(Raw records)
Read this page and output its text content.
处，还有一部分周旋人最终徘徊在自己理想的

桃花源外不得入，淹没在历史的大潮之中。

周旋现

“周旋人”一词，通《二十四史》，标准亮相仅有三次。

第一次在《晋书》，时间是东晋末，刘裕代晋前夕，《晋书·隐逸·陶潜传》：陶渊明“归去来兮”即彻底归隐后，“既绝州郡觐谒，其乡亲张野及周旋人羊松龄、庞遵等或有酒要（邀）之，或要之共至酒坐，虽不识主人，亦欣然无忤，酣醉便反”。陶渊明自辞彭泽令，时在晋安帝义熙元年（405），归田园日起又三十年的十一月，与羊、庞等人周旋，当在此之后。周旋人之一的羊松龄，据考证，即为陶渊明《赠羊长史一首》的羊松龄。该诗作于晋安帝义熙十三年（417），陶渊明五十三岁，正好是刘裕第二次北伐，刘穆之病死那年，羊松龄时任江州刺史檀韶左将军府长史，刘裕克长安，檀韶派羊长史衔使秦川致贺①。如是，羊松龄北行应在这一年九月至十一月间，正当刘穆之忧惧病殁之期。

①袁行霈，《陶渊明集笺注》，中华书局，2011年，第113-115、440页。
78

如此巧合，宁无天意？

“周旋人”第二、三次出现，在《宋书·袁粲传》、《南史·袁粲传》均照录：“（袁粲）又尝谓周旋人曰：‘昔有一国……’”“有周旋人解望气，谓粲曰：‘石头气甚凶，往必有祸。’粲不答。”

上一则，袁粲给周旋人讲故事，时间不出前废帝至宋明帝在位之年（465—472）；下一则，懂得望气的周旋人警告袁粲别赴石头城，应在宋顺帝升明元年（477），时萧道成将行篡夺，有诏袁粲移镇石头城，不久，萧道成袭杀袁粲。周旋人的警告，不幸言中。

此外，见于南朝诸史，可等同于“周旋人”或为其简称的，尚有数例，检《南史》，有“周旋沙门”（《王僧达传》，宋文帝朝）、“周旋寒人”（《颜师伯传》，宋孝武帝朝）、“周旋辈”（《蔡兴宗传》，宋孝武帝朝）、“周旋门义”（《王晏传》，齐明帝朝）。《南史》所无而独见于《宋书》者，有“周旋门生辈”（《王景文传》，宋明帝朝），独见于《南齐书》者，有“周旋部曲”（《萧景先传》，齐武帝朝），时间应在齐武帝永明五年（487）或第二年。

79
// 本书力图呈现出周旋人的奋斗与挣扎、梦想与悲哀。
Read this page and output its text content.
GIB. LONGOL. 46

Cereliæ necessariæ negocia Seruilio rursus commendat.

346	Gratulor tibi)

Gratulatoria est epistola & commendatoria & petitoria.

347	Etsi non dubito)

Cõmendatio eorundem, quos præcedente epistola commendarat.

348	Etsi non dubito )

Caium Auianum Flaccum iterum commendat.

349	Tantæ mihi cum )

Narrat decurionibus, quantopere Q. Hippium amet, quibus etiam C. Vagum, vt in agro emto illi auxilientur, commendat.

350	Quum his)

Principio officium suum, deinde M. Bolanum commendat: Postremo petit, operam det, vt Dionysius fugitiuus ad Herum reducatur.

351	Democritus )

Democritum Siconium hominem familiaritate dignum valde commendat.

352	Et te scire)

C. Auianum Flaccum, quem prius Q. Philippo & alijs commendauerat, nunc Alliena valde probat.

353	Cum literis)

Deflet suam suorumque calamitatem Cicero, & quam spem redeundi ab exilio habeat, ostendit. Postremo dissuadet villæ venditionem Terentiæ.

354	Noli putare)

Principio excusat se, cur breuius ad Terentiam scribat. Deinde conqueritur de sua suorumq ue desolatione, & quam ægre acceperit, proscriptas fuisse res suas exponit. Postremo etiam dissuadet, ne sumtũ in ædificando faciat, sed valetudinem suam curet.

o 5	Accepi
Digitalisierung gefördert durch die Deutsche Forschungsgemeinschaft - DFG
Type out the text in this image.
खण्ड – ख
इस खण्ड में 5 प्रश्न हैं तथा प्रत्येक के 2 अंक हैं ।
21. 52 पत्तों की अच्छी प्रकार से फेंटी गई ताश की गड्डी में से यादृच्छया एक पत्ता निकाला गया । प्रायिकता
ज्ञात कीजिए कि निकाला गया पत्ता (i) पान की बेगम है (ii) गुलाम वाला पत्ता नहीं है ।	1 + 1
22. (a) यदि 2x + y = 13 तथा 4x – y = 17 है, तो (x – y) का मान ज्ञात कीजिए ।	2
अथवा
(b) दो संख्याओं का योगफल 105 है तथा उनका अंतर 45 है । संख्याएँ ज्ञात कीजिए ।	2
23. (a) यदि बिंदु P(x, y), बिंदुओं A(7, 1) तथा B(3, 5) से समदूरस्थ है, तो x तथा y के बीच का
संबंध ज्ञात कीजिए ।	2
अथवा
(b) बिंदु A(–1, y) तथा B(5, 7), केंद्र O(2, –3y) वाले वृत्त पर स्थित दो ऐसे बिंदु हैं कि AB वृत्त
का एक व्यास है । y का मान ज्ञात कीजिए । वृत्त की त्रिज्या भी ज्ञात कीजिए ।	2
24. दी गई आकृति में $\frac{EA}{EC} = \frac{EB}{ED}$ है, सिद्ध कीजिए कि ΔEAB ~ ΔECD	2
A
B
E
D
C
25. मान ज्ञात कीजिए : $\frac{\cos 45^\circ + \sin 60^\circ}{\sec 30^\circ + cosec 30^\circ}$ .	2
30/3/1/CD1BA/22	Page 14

* **TO DO**: The records above should be returned exactly.

* **OUTPUT OF THE EXERCISE**:
Read this page and output its text content.
处，还有一部分周旋人最终徘徊在自己理想的

桃花源外不得入，淹没在历史的大潮之中。

周旋现

“周旋人”一词，通《二十四史》，标准亮相仅有三次。

第一次在《晋书》，时间是东晋末，刘裕代晋前夕，《晋书·隐逸·陶潜传》：陶渊明“归去来兮”即彻底归隐后，“既绝州郡觐谒，其乡亲张野及周旋人羊松龄、庞遵等或有酒要（邀）之，或要之共至酒坐，虽不识主人，亦欣然无忤，酣醉便反”。陶渊明自辞彭泽令，时在晋安帝义熙元年（405），归田园日起又三十年的十一月，与羊、庞等人周旋，当在此之后。周旋人之一的羊松龄，据考证，即为陶渊明《赠羊长史一首》的羊松龄。该诗作于晋安帝义熙十三年（417），陶渊明五十三岁，正好是刘裕第二次北伐，刘穆之病死那年，羊松龄时任江州刺史檀韶左将军府长史，刘裕克长安，檀韶派羊长史衔使秦川致贺①。如是，羊松龄北行应在这一年九月至十一月间，正当刘穆之忧惧病殁之期。

①袁行霈，《陶渊明集笺注》，中华书局，2011年，第113-115、440页。
78

如此巧合，宁无天意？

“周旋人”第二、三次出现，在《宋书·袁粲传》、《南史·袁粲传》均照录：“（袁粲）又尝谓周旋人曰：‘昔有一国……’”“有周旋人解望气，谓粲曰：‘石头气甚凶，往必有祸。’粲不答。”

上一则，袁粲给周旋人讲故事，时间不出前废帝至宋明帝在位之年（465—472）；下一则，懂得望气的周旋人警告袁粲别赴石头城，应在宋顺帝升明元年（477），时萧道成将行篡夺，有诏袁粲移镇石头城，不久，萧道成袭杀袁粲。周旋人的警告，不幸言中。

此外，见于南朝诸史，可等同于“周旋人”或为其简称的，尚有数例，检《南史》，有“周旋沙门”（《王僧达传》，宋文帝朝）、“周旋寒人”（《颜师伯传》，宋孝武帝朝）、“周旋辈”（《蔡兴宗传》，宋孝武帝朝）、“周旋门义”（《王晏传》，齐明帝朝）。《南史》所无而独见于《宋书》者，有“周旋门生辈”（《王景文传》，宋明帝朝），独见于《南齐书》者，有“周旋部曲”（《萧景先传》，齐武帝朝），时间应在齐武帝永明五年（487）或第二年。

79
// 本书力图呈现出周旋人的奋斗与挣扎、梦想与悲哀。
Read this page and output its text content.
GIB. LONGOL. 46

Cereliæ necessariæ negocia Seruilio rursus commendat.

346	Gratulor tibi)

Gratulatoria est epistola & commendatoria & petitoria.

347	Etsi non dubito)

Cõmendatio eorundem, quos præcedente epistola commendarat.

348	Etsi non dubito )

Caium Auianum Flaccum iterum commendat.

349	Tantæ mihi cum )

Narrat decurionibus, quantopere Q. Hippium amet, quibus etiam C. Vagum, vt in agro emto illi auxilientur, commendat.

350	Quum his)

Principio officium suum, deinde M. Bolanum commendat: Postremo petit, operam det, vt Dionysius fugitiuus ad Herum reducatur.

351	Democritus )

Democritum Siconium hominem familiaritate dignum valde commendat.

352	Et te scire)

C. Auianum Flaccum, quem prius Q. Philippo & alijs commendauerat, nunc Alliena valde probat.

353	Cum literis)

Deflet suam suorumque calamitatem Cicero, & quam spem redeundi ab exilio habeat, ostendit. Postremo dissuadet villæ venditionem Terentiæ.

354	Noli putare)

Principio excusat se, cur breuius ad Terentiam scribat. Deinde conqueritur de sua suorumq ue desolatione, & quam ægre acceperit, proscriptas fuisse res suas exponit. Postremo etiam dissuadet, ne sumtũ in ædificando faciat, sed valetudinem suam curet.

o 5	Accepi
Digitalisierung gefördert durch die Deutsche Forschungsgemeinschaft - DFG
Type out the text in this image.
खण्ड – ख
इस खण्ड में 5 प्रश्न हैं तथा प्रत्येक के 2 अंक हैं ।
21. 52 पत्तों की अच्छी प्रकार से फेंटी गई ताश की गड्डी में से यादृच्छया एक पत्ता निकाला गया । प्रायिकता
ज्ञात कीजिए कि निकाला गया पत्ता (i) पान की बेगम है (ii) गुलाम वाला पत्ता नहीं है ।	1 + 1
22. (a) यदि 2x + y = 13 तथा 4x – y = 17 है, तो (x – y) का मान ज्ञात कीजिए ।	2
अथवा
(b) दो संख्याओं का योगफल 105 है तथा उनका अंतर 45 है । संख्याएँ ज्ञात कीजिए ।	2
23. (a) यदि बिंदु P(x, y), बिंदुओं A(7, 1) तथा B(3, 5) से समदूरस्थ है, तो x तथा y के बीच का
संबंध ज्ञात कीजिए ।	2
अथवा
(b) बिंदु A(–1, y) तथा B(5, 7), केंद्र O(2, –3y) वाले वृत्त पर स्थित दो ऐसे बिंदु हैं कि AB वृत्त
का एक व्यास है । y का मान ज्ञात कीजिए । वृत्त की त्रिज्या भी ज्ञात कीजिए ।	2
24. दी गई आकृति में $\frac{EA}{EC} = \frac{EB}{ED}$ है, सिद्ध कीजिए कि ΔEAB ~ ΔECD	2
A
B
E
D
C
25. मान ज्ञात कीजिए : $\frac{\cos 45^\circ + \sin 60^\circ}{\sec 30^\circ + cosec 30^\circ}$ .	2
30/3/1/CD1BA/22	Page 14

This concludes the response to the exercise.